## Work to complete
Can you render the items, from the first line through the line containing "The first space S1 is at (281, 549)." (both included), as a JSON list of strings with one string per line and blank lines omitted?

--- BEGIN ---

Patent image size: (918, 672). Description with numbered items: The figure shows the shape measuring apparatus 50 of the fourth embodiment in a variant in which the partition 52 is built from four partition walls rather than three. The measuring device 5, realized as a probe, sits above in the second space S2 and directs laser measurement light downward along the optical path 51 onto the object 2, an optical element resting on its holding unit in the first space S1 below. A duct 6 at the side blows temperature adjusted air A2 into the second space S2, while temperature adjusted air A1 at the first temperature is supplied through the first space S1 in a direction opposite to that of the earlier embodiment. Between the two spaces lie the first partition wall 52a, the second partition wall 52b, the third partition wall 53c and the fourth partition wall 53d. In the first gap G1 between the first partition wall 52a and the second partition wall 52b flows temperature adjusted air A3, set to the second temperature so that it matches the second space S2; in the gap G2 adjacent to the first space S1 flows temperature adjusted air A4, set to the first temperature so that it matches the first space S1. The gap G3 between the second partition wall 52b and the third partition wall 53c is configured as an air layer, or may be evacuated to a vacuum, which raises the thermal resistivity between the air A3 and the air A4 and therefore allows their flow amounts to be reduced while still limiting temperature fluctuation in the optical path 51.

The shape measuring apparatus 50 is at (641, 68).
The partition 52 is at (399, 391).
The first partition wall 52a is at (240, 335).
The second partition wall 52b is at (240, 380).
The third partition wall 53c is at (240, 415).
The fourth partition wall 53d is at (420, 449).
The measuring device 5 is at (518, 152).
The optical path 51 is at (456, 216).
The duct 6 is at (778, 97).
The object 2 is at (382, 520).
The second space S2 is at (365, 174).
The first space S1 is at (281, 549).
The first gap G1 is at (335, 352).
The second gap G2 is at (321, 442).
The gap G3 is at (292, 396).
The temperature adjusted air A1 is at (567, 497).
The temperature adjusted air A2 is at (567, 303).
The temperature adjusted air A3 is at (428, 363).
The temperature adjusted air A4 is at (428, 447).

--- END ---

## Complete output
[
  "Patent image size: (918, 672). Description with numbered items: The figure shows the shape measuring apparatus 50 of the fourth embodiment in a variant in which the partition 52 is built from four partition walls rather than three. The measuring device 5, realized as a probe, sits above in the second space S2 and directs laser measurement light downward along the optical path 51 onto the object 2, an optical element resting on its holding unit in the first space S1 below. A duct 6 at the side blows temperature adjusted air A2 into the second space S2, while temperature adjusted air A1 at the first temperature is supplied through the first space S1 in a direction opposite to that of the earlier embodiment. Between the two spaces lie the first partition wall 52a, the second partition wall 52b, the third partition wall 53c and the fourth partition wall 53d. In the first gap G1 between the first partition wall 52a and the second partition wall 52b flows temperature adjusted air A3, set to the second temperature so that it matches the second space S2; in the gap G2 adjacent to the first space S1 flows temperature adjusted air A4, set to the first temperature so that it matches the first space S1. The gap G3 between the second partition wall 52b and the third partition wall 53c is configured as an air layer, or may be evacuated to a vacuum, which raises the thermal resistivity between the air A3 and the air A4 and therefore allows their flow amounts to be reduced while still limiting temperature fluctuation in the optical path 51.",
  "The shape measuring apparatus 50 is at (641, 68).",
  "The partition 52 is at (399, 391).",
  "The first partition wall 52a is at (240, 335).",
  "The second partition wall 52b is at (240, 380).",
  "The third partition wall 53c is at (240, 415).",
  "The fourth partition wall 53d is at (420, 449).",
  "The measuring device 5 is at (518, 152).",
  "The optical path 51 is at (456, 216).",
  "The duct 6 is at (778, 97).",
  "The object 2 is at (382, 520).",
  "The second space S2 is at (365, 174).",
  "The first space S1 is at (281, 549)."
]